## start

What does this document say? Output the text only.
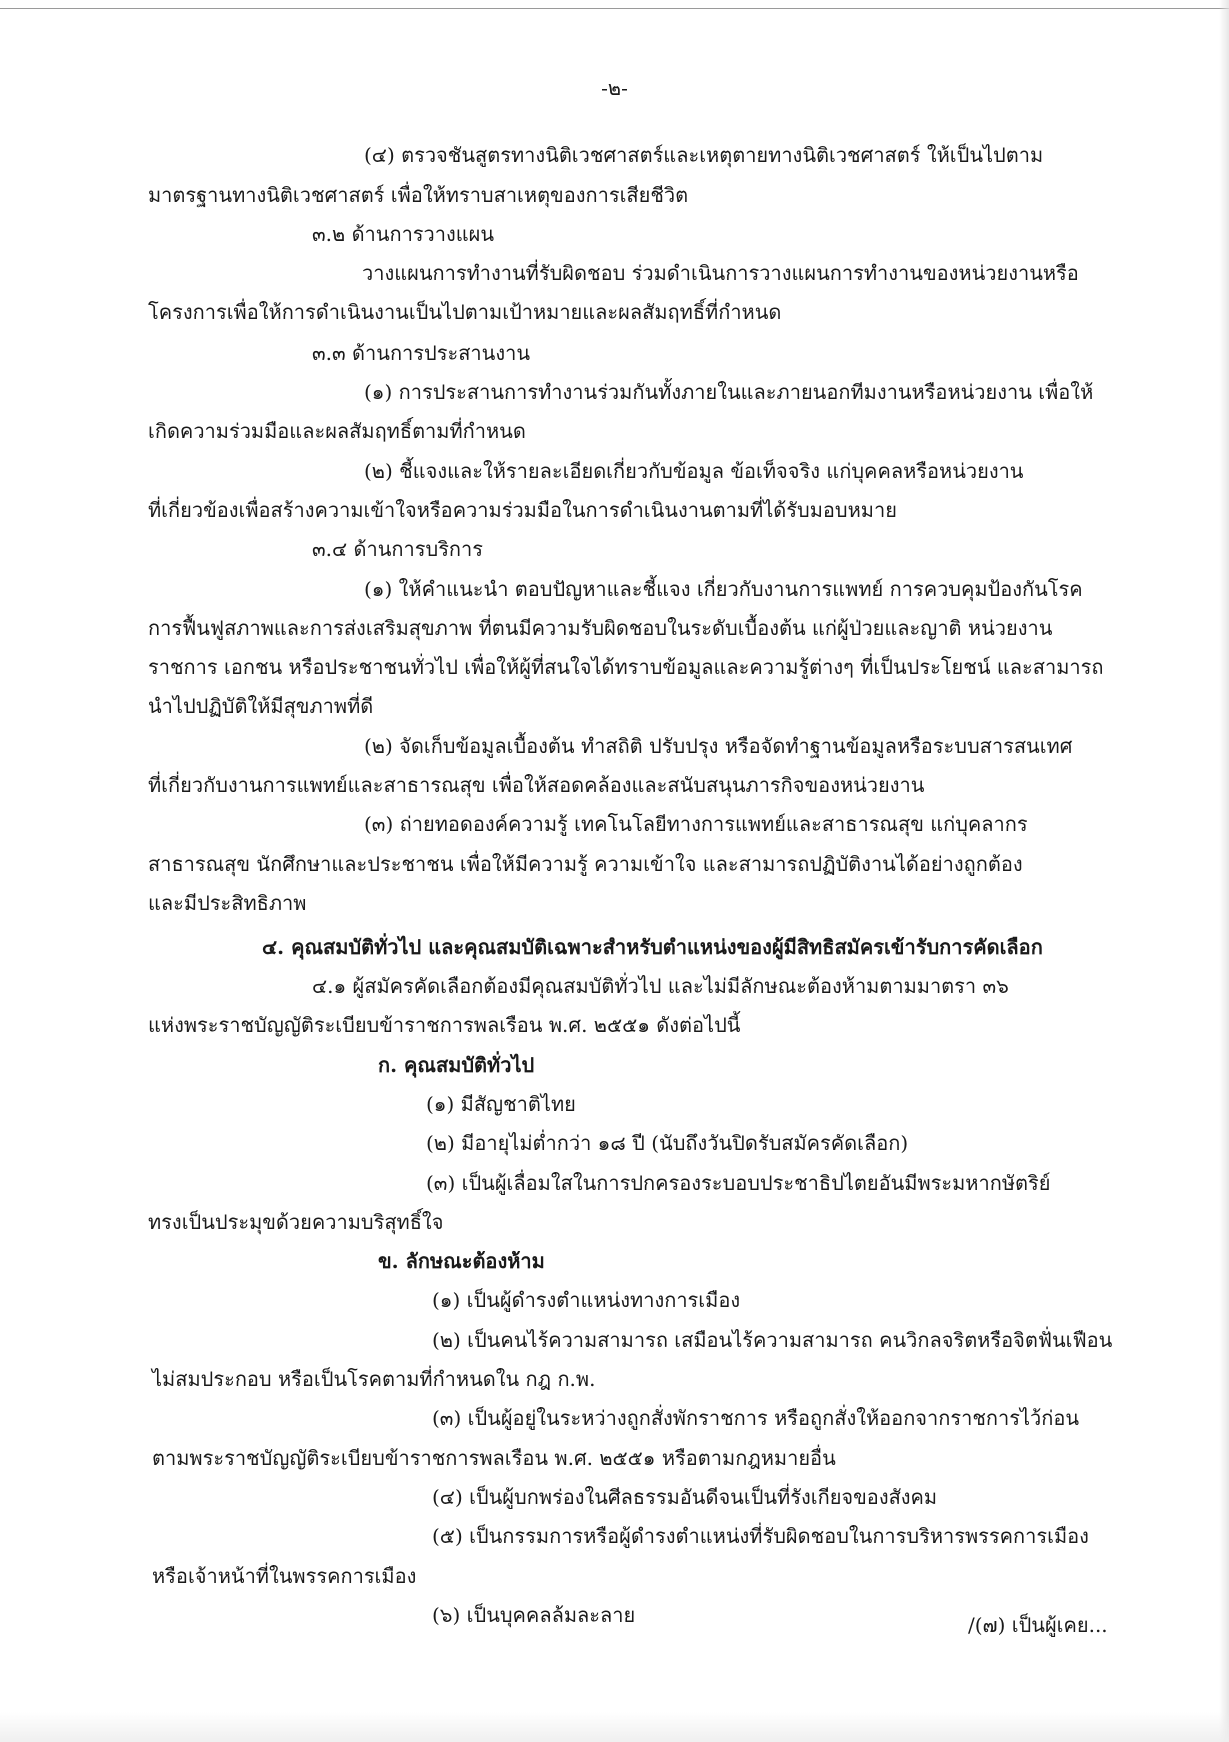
-๒-
(๔) ตรวจชันสูตรทางนิติเวชศาสตร์และเหตุตายทางนิติเวชศาสตร์ ให้เป็นไปตาม
มาตรฐานทางนิติเวชศาสตร์ เพื่อให้ทราบสาเหตุของการเสียชีวิต
๓.๒ ด้านการวางแผน
วางแผนการทำงานที่รับผิดชอบ ร่วมดำเนินการวางแผนการทำงานของหน่วยงานหรือ
โครงการเพื่อให้การดำเนินงานเป็นไปตามเป้าหมายและผลสัมฤทธิ์ที่กำหนด
๓.๓ ด้านการประสานงาน
(๑) การประสานการทำงานร่วมกันทั้งภายในและภายนอกทีมงานหรือหน่วยงาน เพื่อให้
เกิดความร่วมมือและผลสัมฤทธิ์ตามที่กำหนด
(๒) ชี้แจงและให้รายละเอียดเกี่ยวกับข้อมูล ข้อเท็จจริง แก่บุคคลหรือหน่วยงาน
ที่เกี่ยวข้องเพื่อสร้างความเข้าใจหรือความร่วมมือในการดำเนินงานตามที่ได้รับมอบหมาย
๓.๔ ด้านการบริการ
(๑) ให้คำแนะนำ ตอบปัญหาและชี้แจง เกี่ยวกับงานการแพทย์ การควบคุมป้องกันโรค
การฟื้นฟูสภาพและการส่งเสริมสุขภาพ ที่ตนมีความรับผิดชอบในระดับเบื้องต้น แก่ผู้ป่วยและญาติ หน่วยงาน
ราชการ เอกชน หรือประชาชนทั่วไป เพื่อให้ผู้ที่สนใจได้ทราบข้อมูลและความรู้ต่างๆ ที่เป็นประโยชน์ และสามารถ
นำไปปฏิบัติให้มีสุขภาพที่ดี
(๒) จัดเก็บข้อมูลเบื้องต้น ทำสถิติ ปรับปรุง หรือจัดทำฐานข้อมูลหรือระบบสารสนเทศ
ที่เกี่ยวกับงานการแพทย์และสาธารณสุข เพื่อให้สอดคล้องและสนับสนุนภารกิจของหน่วยงาน
(๓) ถ่ายทอดองค์ความรู้ เทคโนโลยีทางการแพทย์และสาธารณสุข แก่บุคลากร
สาธารณสุข นักศึกษาและประชาชน เพื่อให้มีความรู้ ความเข้าใจ และสามารถปฏิบัติงานได้อย่างถูกต้อง
และมีประสิทธิภาพ
๔. คุณสมบัติทั่วไป และคุณสมบัติเฉพาะสำหรับตำแหน่งของผู้มีสิทธิสมัครเข้ารับการคัดเลือก
๔.๑ ผู้สมัครคัดเลือกต้องมีคุณสมบัติทั่วไป และไม่มีลักษณะต้องห้ามตามมาตรา ๓๖
แห่งพระราชบัญญัติระเบียบข้าราชการพลเรือน พ.ศ. ๒๕๕๑ ดังต่อไปนี้
ก. คุณสมบัติทั่วไป
(๑) มีสัญชาติไทย
(๒) มีอายุไม่ต่ำกว่า ๑๘ ปี (นับถึงวันปิดรับสมัครคัดเลือก)
(๓) เป็นผู้เลื่อมใสในการปกครองระบอบประชาธิปไตยอันมีพระมหากษัตริย์
ทรงเป็นประมุขด้วยความบริสุทธิ์ใจ
ข. ลักษณะต้องห้าม
(๑) เป็นผู้ดำรงตำแหน่งทางการเมือง
(๒) เป็นคนไร้ความสามารถ เสมือนไร้ความสามารถ คนวิกลจริตหรือจิตฟั่นเฟือน
ไม่สมประกอบ หรือเป็นโรคตามที่กำหนดใน กฎ ก.พ.
(๓) เป็นผู้อยู่ในระหว่างถูกสั่งพักราชการ หรือถูกสั่งให้ออกจากราชการไว้ก่อน
ตามพระราชบัญญัติระเบียบข้าราชการพลเรือน พ.ศ. ๒๕๕๑ หรือตามกฎหมายอื่น
(๔) เป็นผู้บกพร่องในศีลธรรมอันดีจนเป็นที่รังเกียจของสังคม
(๕) เป็นกรรมการหรือผู้ดำรงตำแหน่งที่รับผิดชอบในการบริหารพรรคการเมือง
หรือเจ้าหน้าที่ในพรรคการเมือง
(๖) เป็นบุคคลล้มละลาย	/(๗) เป็นผู้เคย...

## end

**THE REQUEST**
Go back to the records above and write them out exactly, without the pictures.

**SOLUTION FOR THIS EXERCISE**
What does this document say? Output the text only.
-๒-
(๔) ตรวจชันสูตรทางนิติเวชศาสตร์และเหตุตายทางนิติเวชศาสตร์ ให้เป็นไปตาม
มาตรฐานทางนิติเวชศาสตร์ เพื่อให้ทราบสาเหตุของการเสียชีวิต
๓.๒ ด้านการวางแผน
วางแผนการทำงานที่รับผิดชอบ ร่วมดำเนินการวางแผนการทำงานของหน่วยงานหรือ
โครงการเพื่อให้การดำเนินงานเป็นไปตามเป้าหมายและผลสัมฤทธิ์ที่กำหนด
๓.๓ ด้านการประสานงาน
(๑) การประสานการทำงานร่วมกันทั้งภายในและภายนอกทีมงานหรือหน่วยงาน เพื่อให้
เกิดความร่วมมือและผลสัมฤทธิ์ตามที่กำหนด
(๒) ชี้แจงและให้รายละเอียดเกี่ยวกับข้อมูล ข้อเท็จจริง แก่บุคคลหรือหน่วยงาน
ที่เกี่ยวข้องเพื่อสร้างความเข้าใจหรือความร่วมมือในการดำเนินงานตามที่ได้รับมอบหมาย
๓.๔ ด้านการบริการ
(๑) ให้คำแนะนำ ตอบปัญหาและชี้แจง เกี่ยวกับงานการแพทย์ การควบคุมป้องกันโรค
การฟื้นฟูสภาพและการส่งเสริมสุขภาพ ที่ตนมีความรับผิดชอบในระดับเบื้องต้น แก่ผู้ป่วยและญาติ หน่วยงาน
ราชการ เอกชน หรือประชาชนทั่วไป เพื่อให้ผู้ที่สนใจได้ทราบข้อมูลและความรู้ต่างๆ ที่เป็นประโยชน์ และสามารถ
นำไปปฏิบัติให้มีสุขภาพที่ดี
(๒) จัดเก็บข้อมูลเบื้องต้น ทำสถิติ ปรับปรุง หรือจัดทำฐานข้อมูลหรือระบบสารสนเทศ
ที่เกี่ยวกับงานการแพทย์และสาธารณสุข เพื่อให้สอดคล้องและสนับสนุนภารกิจของหน่วยงาน
(๓) ถ่ายทอดองค์ความรู้ เทคโนโลยีทางการแพทย์และสาธารณสุข แก่บุคลากร
สาธารณสุข นักศึกษาและประชาชน เพื่อให้มีความรู้ ความเข้าใจ และสามารถปฏิบัติงานได้อย่างถูกต้อง
และมีประสิทธิภาพ
๔. คุณสมบัติทั่วไป และคุณสมบัติเฉพาะสำหรับตำแหน่งของผู้มีสิทธิสมัครเข้ารับการคัดเลือก
๔.๑ ผู้สมัครคัดเลือกต้องมีคุณสมบัติทั่วไป และไม่มีลักษณะต้องห้ามตามมาตรา ๓๖
แห่งพระราชบัญญัติระเบียบข้าราชการพลเรือน พ.ศ. ๒๕๕๑ ดังต่อไปนี้
ก. คุณสมบัติทั่วไป
(๑) มีสัญชาติไทย
(๒) มีอายุไม่ต่ำกว่า ๑๘ ปี (นับถึงวันปิดรับสมัครคัดเลือก)
(๓) เป็นผู้เลื่อมใสในการปกครองระบอบประชาธิปไตยอันมีพระมหากษัตริย์
ทรงเป็นประมุขด้วยความบริสุทธิ์ใจ
ข. ลักษณะต้องห้าม
(๑) เป็นผู้ดำรงตำแหน่งทางการเมือง
(๒) เป็นคนไร้ความสามารถ เสมือนไร้ความสามารถ คนวิกลจริตหรือจิตฟั่นเฟือน
ไม่สมประกอบ หรือเป็นโรคตามที่กำหนดใน กฎ ก.พ.
(๓) เป็นผู้อยู่ในระหว่างถูกสั่งพักราชการ หรือถูกสั่งให้ออกจากราชการไว้ก่อน
ตามพระราชบัญญัติระเบียบข้าราชการพลเรือน พ.ศ. ๒๕๕๑ หรือตามกฎหมายอื่น
(๔) เป็นผู้บกพร่องในศีลธรรมอันดีจนเป็นที่รังเกียจของสังคม
(๕) เป็นกรรมการหรือผู้ดำรงตำแหน่งที่รับผิดชอบในการบริหารพรรคการเมือง
หรือเจ้าหน้าที่ในพรรคการเมือง
(๖) เป็นบุคคลล้มละลาย	/(๗) เป็นผู้เคย...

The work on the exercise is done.